THE INPUT:

-=-=-

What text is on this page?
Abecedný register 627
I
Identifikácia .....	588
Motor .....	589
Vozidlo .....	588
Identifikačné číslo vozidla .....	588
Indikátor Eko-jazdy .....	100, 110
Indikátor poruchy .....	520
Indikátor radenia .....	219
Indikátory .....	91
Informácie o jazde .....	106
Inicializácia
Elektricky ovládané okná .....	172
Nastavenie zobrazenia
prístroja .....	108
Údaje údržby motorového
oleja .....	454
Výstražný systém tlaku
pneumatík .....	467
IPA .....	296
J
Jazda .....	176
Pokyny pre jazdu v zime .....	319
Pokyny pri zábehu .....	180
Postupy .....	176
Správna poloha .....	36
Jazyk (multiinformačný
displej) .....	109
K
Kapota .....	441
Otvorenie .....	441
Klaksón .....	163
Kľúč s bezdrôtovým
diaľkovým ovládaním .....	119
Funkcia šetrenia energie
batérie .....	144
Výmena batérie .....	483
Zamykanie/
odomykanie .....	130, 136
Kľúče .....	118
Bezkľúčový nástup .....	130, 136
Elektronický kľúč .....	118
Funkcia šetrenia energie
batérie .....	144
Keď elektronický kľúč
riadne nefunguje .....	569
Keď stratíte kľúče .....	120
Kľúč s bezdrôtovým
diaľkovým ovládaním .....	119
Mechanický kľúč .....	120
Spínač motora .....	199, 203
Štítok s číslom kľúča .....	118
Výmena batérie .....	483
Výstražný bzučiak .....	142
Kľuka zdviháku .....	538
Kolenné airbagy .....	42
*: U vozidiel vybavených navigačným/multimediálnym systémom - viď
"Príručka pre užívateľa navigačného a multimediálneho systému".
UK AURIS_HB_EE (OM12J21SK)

-=-=-

WHAT IS ASKED:
The entries above should be repeated exactly, every one of them.

THE ANSWER:
What text is on this page?
Abecedný register 627
I
Identifikácia .....	588
Motor .....	589
Vozidlo .....	588
Identifikačné číslo vozidla .....	588
Indikátor Eko-jazdy .....	100, 110
Indikátor poruchy .....	520
Indikátor radenia .....	219
Indikátory .....	91
Informácie o jazde .....	106
Inicializácia
Elektricky ovládané okná .....	172
Nastavenie zobrazenia
prístroja .....	108
Údaje údržby motorového
oleja .....	454
Výstražný systém tlaku
pneumatík .....	467
IPA .....	296
J
Jazda .....	176
Pokyny pre jazdu v zime .....	319
Pokyny pri zábehu .....	180
Postupy .....	176
Správna poloha .....	36
Jazyk (multiinformačný
displej) .....	109
K
Kapota .....	441
Otvorenie .....	441
Klaksón .....	163
Kľúč s bezdrôtovým
diaľkovým ovládaním .....	119
Funkcia šetrenia energie
batérie .....	144
Výmena batérie .....	483
Zamykanie/
odomykanie .....	130, 136
Kľúče .....	118
Bezkľúčový nástup .....	130, 136
Elektronický kľúč .....	118
Funkcia šetrenia energie
batérie .....	144
Keď elektronický kľúč
riadne nefunguje .....	569
Keď stratíte kľúče .....	120
Kľúč s bezdrôtovým
diaľkovým ovládaním .....	119
Mechanický kľúč .....	120
Spínač motora .....	199, 203
Štítok s číslom kľúča .....	118
Výmena batérie .....	483
Výstražný bzučiak .....	142
Kľuka zdviháku .....	538
Kolenné airbagy .....	42
*: U vozidiel vybavených navigačným/multimediálnym systémom - viď
"Príručka pre užívateľa navigačného a multimediálneho systému".
UK AURIS_HB_EE (OM12J21SK)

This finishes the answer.